__Records for this task__:
┌──

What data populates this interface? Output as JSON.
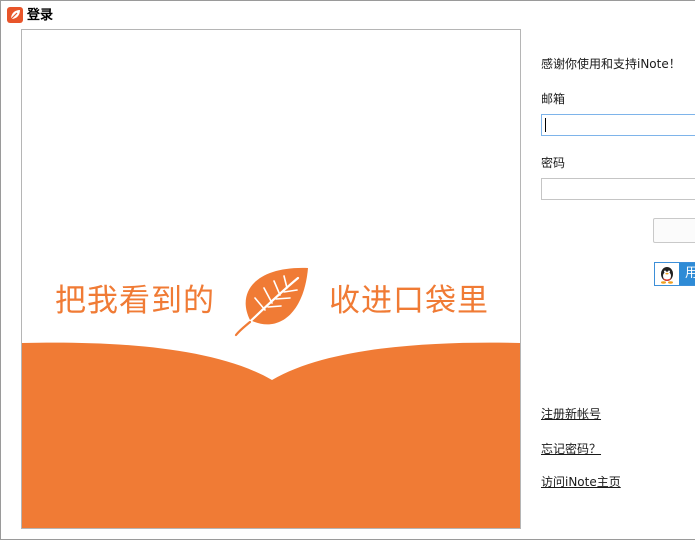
{
  "window": {
    "title": "登录"
  },
  "banner": {
    "slogan_left": "把我看到的",
    "slogan_right": "收进口袋里",
    "brand_color": "#f07b35"
  },
  "form": {
    "welcome": "感谢你使用和支持iNote！",
    "email_label": "邮箱",
    "email_value": "",
    "password_label": "密码",
    "password_value": "",
    "qq_login_label": "用"
  },
  "links": {
    "register": "注册新帐号",
    "forgot_password": "忘记密码？",
    "homepage": "访问iNote主页"
  },
  "icons": {
    "app": "inote-leaf-icon",
    "banner": "leaf-icon",
    "qq": "qq-penguin-icon"
  },
  "colors": {
    "accent": "#f07b35",
    "qq_blue": "#2e8bd6",
    "focus_border": "#7eb4ea"
  }
}
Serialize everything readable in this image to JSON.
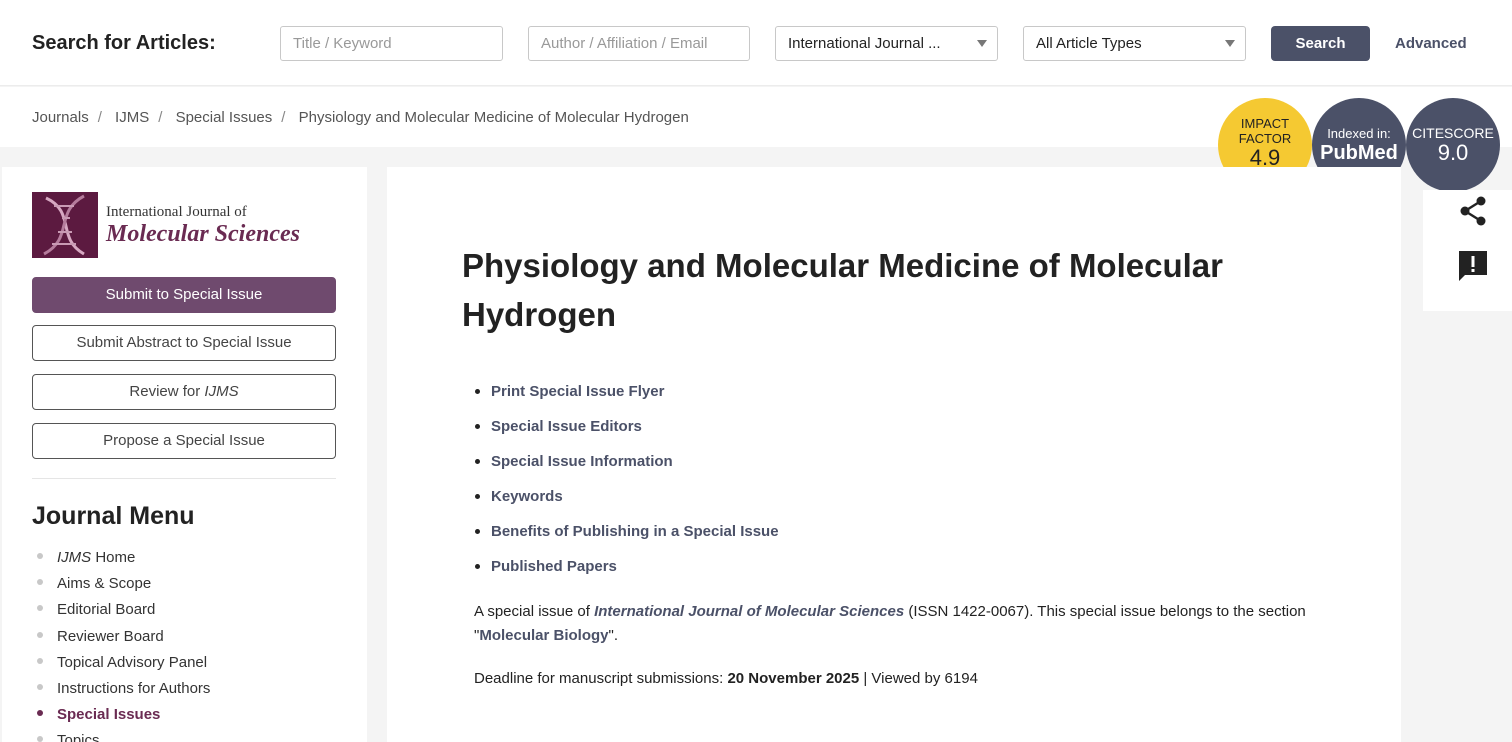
{
  "search": {
    "label": "Search for Articles:",
    "title_placeholder": "Title / Keyword",
    "author_placeholder": "Author / Affiliation / Email",
    "journal_selected": "International Journal ...",
    "type_selected": "All Article Types",
    "search_label": "Search",
    "advanced_label": "Advanced"
  },
  "breadcrumb": [
    "Journals",
    "IJMS",
    "Special Issues",
    "Physiology and Molecular Medicine of Molecular Hydrogen"
  ],
  "badges": {
    "impact": {
      "line1": "IMPACT",
      "line2": "FACTOR",
      "value": "4.9"
    },
    "indexed": {
      "line1": "Indexed in:",
      "value": "PubMed"
    },
    "citescore": {
      "line1": "CITESCORE",
      "value": "9.0"
    }
  },
  "logo": {
    "line1": "International Journal of",
    "line2": "Molecular Sciences"
  },
  "sidebar_buttons": {
    "submit": "Submit to Special Issue",
    "abstract": "Submit Abstract to Special Issue",
    "review_prefix": "Review for ",
    "review_journal": "IJMS",
    "propose": "Propose a Special Issue"
  },
  "journal_menu": {
    "title": "Journal Menu",
    "home_journal": "IJMS",
    "home_suffix": " Home",
    "items": [
      "Aims & Scope",
      "Editorial Board",
      "Reviewer Board",
      "Topical Advisory Panel",
      "Instructions for Authors",
      "Special Issues",
      "Topics"
    ]
  },
  "main": {
    "title": "Physiology and Molecular Medicine of Molecular Hydrogen",
    "links": [
      "Print Special Issue Flyer",
      "Special Issue Editors",
      "Special Issue Information",
      "Keywords",
      "Benefits of Publishing in a Special Issue",
      "Published Papers"
    ],
    "desc_prefix": "A special issue of ",
    "desc_journal": "International Journal of Molecular Sciences",
    "desc_mid": " (ISSN 1422-0067). This special issue belongs to the section \"",
    "desc_section": "Molecular Biology",
    "desc_suffix": "\".",
    "deadline_label": "Deadline for manuscript submissions: ",
    "deadline_date": "20 November 2025",
    "viewed": " | Viewed by 6194"
  },
  "icons": {
    "share": "share-icon",
    "report": "report-icon"
  },
  "colors": {
    "accent": "#4b5168",
    "brand": "#6f4a6e",
    "impact": "#f5c932"
  }
}
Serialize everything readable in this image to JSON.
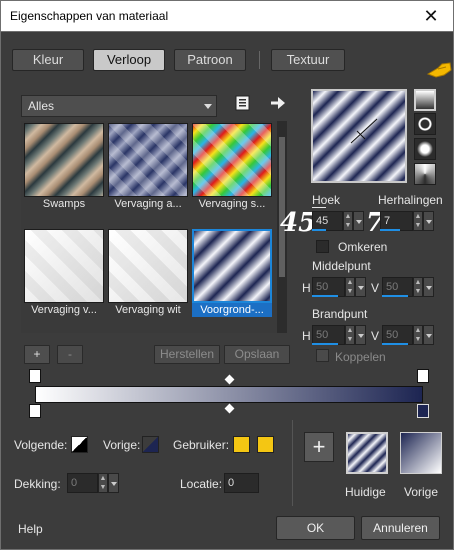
{
  "window": {
    "title": "Eigenschappen van materiaal",
    "close": "✕"
  },
  "tabs": [
    {
      "label": "Kleur",
      "active": false
    },
    {
      "label": "Verloop",
      "active": true
    },
    {
      "label": "Patroon",
      "active": false
    },
    {
      "label": "Textuur",
      "active": false
    }
  ],
  "category": {
    "value": "Alles"
  },
  "gallery": [
    {
      "caption": "Swamps"
    },
    {
      "caption": "Vervaging a..."
    },
    {
      "caption": "Vervaging s..."
    },
    {
      "caption": "Vervaging v..."
    },
    {
      "caption": "Vervaging wit"
    },
    {
      "caption": "Voorgrond-...",
      "selected": true
    }
  ],
  "gallery_buttons": {
    "add": "+",
    "remove": "-",
    "reset": "Herstellen",
    "save": "Opslaan"
  },
  "annotations": {
    "hoek_value": "45",
    "herhalingen_value": "7"
  },
  "properties": {
    "hoek_label": "Hoek",
    "hoek_value": "45",
    "herhalingen_label": "Herhalingen",
    "herhalingen_value": "7",
    "omkeren_label": "Omkeren",
    "omkeren_checked": false,
    "middelpunt_label": "Middelpunt",
    "middelpunt_h": "50",
    "middelpunt_v": "50",
    "brandpunt_label": "Brandpunt",
    "brandpunt_h": "50",
    "brandpunt_v": "50",
    "h_label": "H",
    "v_label": "V",
    "koppelen_label": "Koppelen",
    "koppelen_checked": false
  },
  "gradient_colors": {
    "start": "#ffffff",
    "end": "#1d2552",
    "accent": "#1f8fe5"
  },
  "color_row": {
    "volgende_label": "Volgende:",
    "vorige_label": "Vorige:",
    "gebruiker_label": "Gebruiker:",
    "gebruiker_colors": [
      "#f4c613",
      "#f4c613"
    ]
  },
  "dekking": {
    "label": "Dekking:",
    "value": "0"
  },
  "locatie": {
    "label": "Locatie:",
    "value": "0"
  },
  "preview": {
    "huidige_label": "Huidige",
    "vorige_label": "Vorige",
    "add_symbol": "+"
  },
  "footer": {
    "help": "Help",
    "ok": "OK",
    "cancel": "Annuleren"
  }
}
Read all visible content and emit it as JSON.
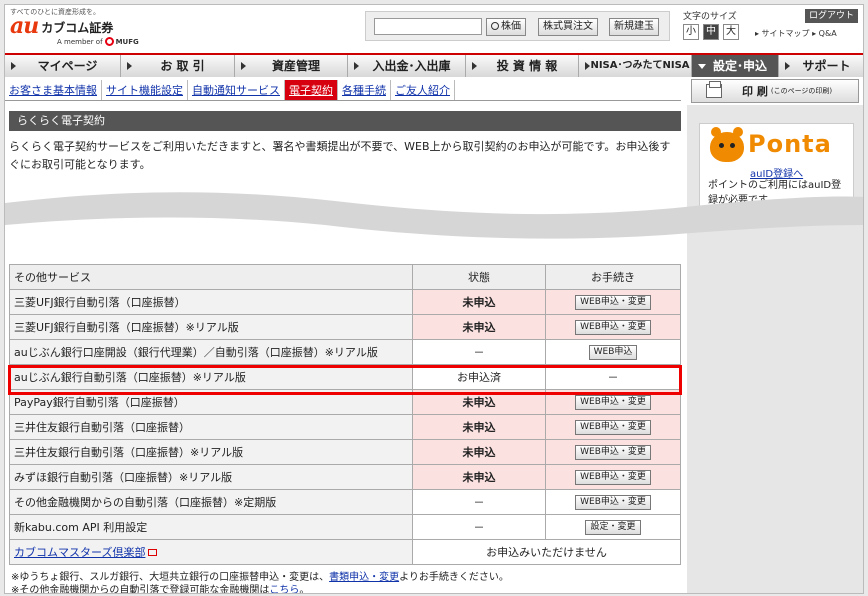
{
  "header": {
    "tagline": "すべてのひとに資産形成を。",
    "logo_au": "au",
    "logo_name": "カブコム証券",
    "member_prefix": "A member of",
    "member_brand": "MUFG",
    "search_placeholder": "",
    "btn_stock_price": "株価",
    "btn_stock_order": "株式買注文",
    "btn_new_margin": "新規建玉",
    "font_size_label": "文字のサイズ",
    "font_small": "小",
    "font_medium": "中",
    "font_large": "大",
    "logout": "ログアウト",
    "sitemap": "▸ サイトマップ ▸ Q&A"
  },
  "gnav": [
    {
      "label": "マイページ"
    },
    {
      "label": "お 取 引"
    },
    {
      "label": "資産管理"
    },
    {
      "label": "入出金･入出庫"
    },
    {
      "label": "投 資 情 報"
    },
    {
      "label": "NISA･つみたてNISA"
    },
    {
      "label": "設定･申込"
    },
    {
      "label": "サポート"
    }
  ],
  "subnav": [
    {
      "label": "お客さま基本情報"
    },
    {
      "label": "サイト機能設定"
    },
    {
      "label": "自動通知サービス"
    },
    {
      "label": "電子契約"
    },
    {
      "label": "各種手続"
    },
    {
      "label": "ご友人紹介"
    }
  ],
  "print": {
    "label": "印 刷",
    "note": "(このページの印刷)"
  },
  "section": {
    "title": "らくらく電子契約",
    "intro": "らくらく電子契約サービスをご利用いただきますと、署名や書類提出が不要で、WEB上から取引契約のお申込が可能です。お申込後すぐにお取引可能となります。"
  },
  "ponta": {
    "brand": "Ponta",
    "link": "auID登録へ",
    "desc": "ポイントのご利用にはauID登録が必要です。"
  },
  "table": {
    "headers": {
      "service": "その他サービス",
      "status": "状態",
      "procedure": "お手続き"
    },
    "rows": [
      {
        "name": "三菱UFJ銀行自動引落（口座振替）",
        "status": "未申込",
        "procedure": "WEB申込・変更"
      },
      {
        "name": "三菱UFJ銀行自動引落（口座振替）※リアル版",
        "status": "未申込",
        "procedure": "WEB申込・変更"
      },
      {
        "name": "auじぶん銀行口座開設（銀行代理業）／自動引落（口座振替）※リアル版",
        "status": "－",
        "procedure": "WEB申込"
      },
      {
        "name": "auじぶん銀行自動引落（口座振替）※リアル版",
        "status": "お申込済",
        "procedure": "－"
      },
      {
        "name": "PayPay銀行自動引落（口座振替）",
        "status": "未申込",
        "procedure": "WEB申込・変更"
      },
      {
        "name": "三井住友銀行自動引落（口座振替）",
        "status": "未申込",
        "procedure": "WEB申込・変更"
      },
      {
        "name": "三井住友銀行自動引落（口座振替）※リアル版",
        "status": "未申込",
        "procedure": "WEB申込・変更"
      },
      {
        "name": "みずほ銀行自動引落（口座振替）※リアル版",
        "status": "未申込",
        "procedure": "WEB申込・変更"
      },
      {
        "name": "その他金融機関からの自動引落（口座振替）※定期版",
        "status": "－",
        "procedure": "WEB申込・変更"
      },
      {
        "name": "新kabu.com API 利用設定",
        "status": "－",
        "procedure": "設定・変更"
      }
    ],
    "club": {
      "name": "カブコムマスターズ倶楽部",
      "note": "お申込みいただけません"
    }
  },
  "notes": {
    "line1_pre": "※ゆうちょ銀行、スルガ銀行、大垣共立銀行の口座振替申込・変更は、",
    "line1_link": "書類申込・変更",
    "line1_post": "よりお手続きください。",
    "line2_pre": "※その他金融機関からの自動引落で登録可能な金融機関は",
    "line2_link": "こちら",
    "line2_post": "。"
  },
  "colors": {
    "accent": "#d7000f",
    "brand": "#e8380d",
    "ponta": "#f08a00",
    "highlight": "#ee0000",
    "row_pink": "#fce1e1"
  }
}
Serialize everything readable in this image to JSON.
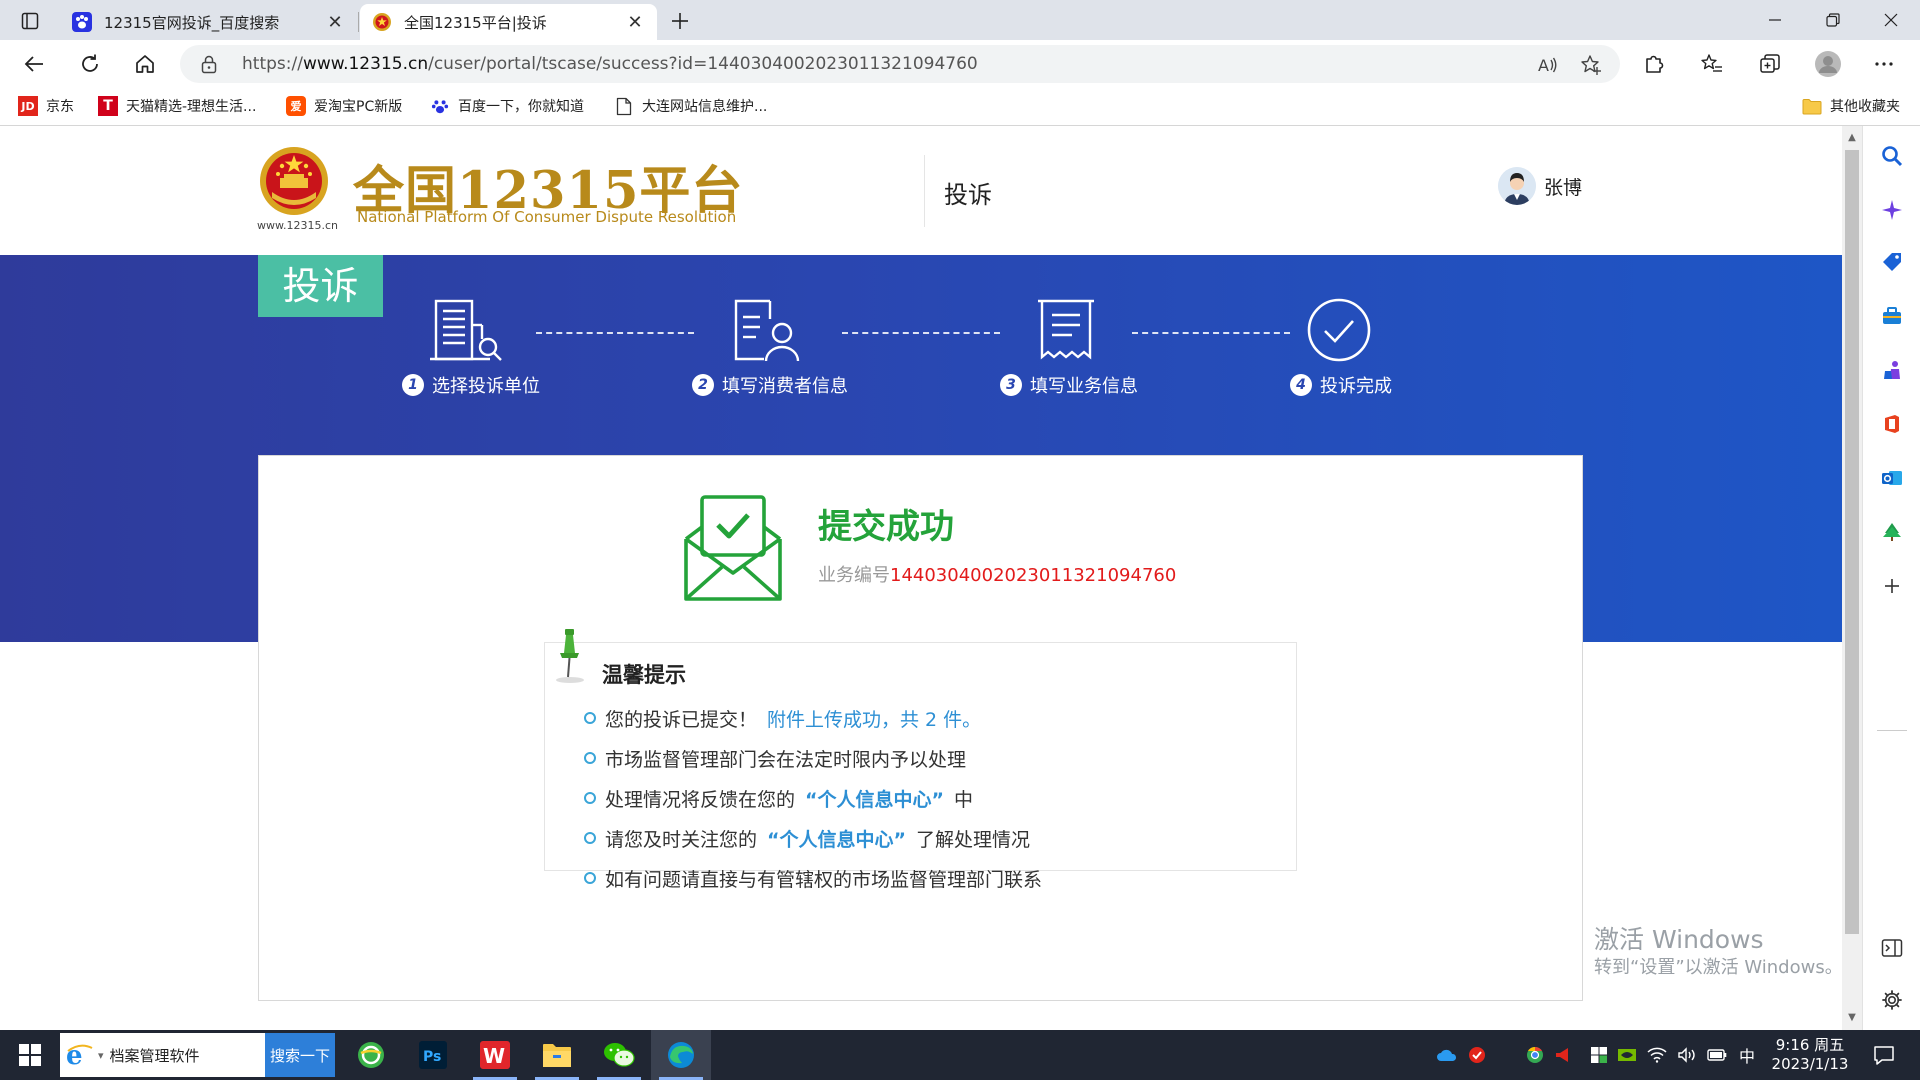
{
  "browser": {
    "tabs": [
      {
        "title": "12315官网投诉_百度搜索",
        "active": false,
        "favicon": "baidu-paw-icon"
      },
      {
        "title": "全国12315平台|投诉",
        "active": true,
        "favicon": "national-emblem-icon"
      }
    ],
    "address_bar": {
      "url_prefix": "https://",
      "url_host": "www.12315.cn",
      "url_path": "/cuser/portal/tscase/success?id=144030400202301132109476​0"
    },
    "favorites": [
      {
        "label": "京东",
        "icon": "jd-icon"
      },
      {
        "label": "天猫精选-理想生活...",
        "icon": "tmall-icon"
      },
      {
        "label": "爱淘宝PC新版",
        "icon": "aitaobao-icon"
      },
      {
        "label": "百度一下，你就知道",
        "icon": "baidu-paw-icon"
      },
      {
        "label": "大连网站信息维护...",
        "icon": "page-icon"
      }
    ],
    "other_favorites": "其他收藏夹"
  },
  "header": {
    "logo_title": "全国12315平台",
    "logo_subtitle": "National Platform Of Consumer Dispute Resolution",
    "logo_url": "www.12315.cn",
    "nav_item": "投诉",
    "user_name": "张博"
  },
  "banner": {
    "tag": "投诉",
    "steps": [
      {
        "num": "1",
        "label": "选择投诉单位",
        "icon": "building-search-icon"
      },
      {
        "num": "2",
        "label": "填写消费者信息",
        "icon": "user-form-icon"
      },
      {
        "num": "3",
        "label": "填写业务信息",
        "icon": "document-icon"
      },
      {
        "num": "4",
        "label": "投诉完成",
        "icon": "check-circle-icon"
      }
    ]
  },
  "result": {
    "title": "提交成功",
    "biz_label": "业务编号",
    "biz_number": "1440304002023011321094760",
    "colors": {
      "success": "#24a33a",
      "number": "#e21b1b",
      "accent": "#2d8fd4"
    }
  },
  "tips": {
    "title": "温馨提示",
    "items": [
      {
        "pre": "您的投诉已提交！",
        "hl": "附件上传成功，共 2 件。",
        "post": ""
      },
      {
        "pre": "市场监督管理部门会在法定时限内予以处理",
        "hl": "",
        "post": ""
      },
      {
        "pre": "处理情况将反馈在您的",
        "hl": "“个人信息中心”",
        "post": "中"
      },
      {
        "pre": "请您及时关注您的",
        "hl": "“个人信息中心”",
        "post": "了解处理情况"
      },
      {
        "pre": "如有问题请直接与有管辖权的市场监督管理部门联系",
        "hl": "",
        "post": ""
      }
    ]
  },
  "watermark": {
    "line1": "激活 Windows",
    "line2": "转到“设置”以激活 Windows。"
  },
  "taskbar": {
    "search_value": "档案管理软件",
    "search_button": "搜索一下",
    "ime": "中",
    "time": "9:16 周五",
    "date": "2023/1/13"
  }
}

└──

Identify the lines in the entries above that contain "leaf", then copy them out.

__Task answer__:
    "app": "inote-leaf-icon",
    "banner": "leaf-icon",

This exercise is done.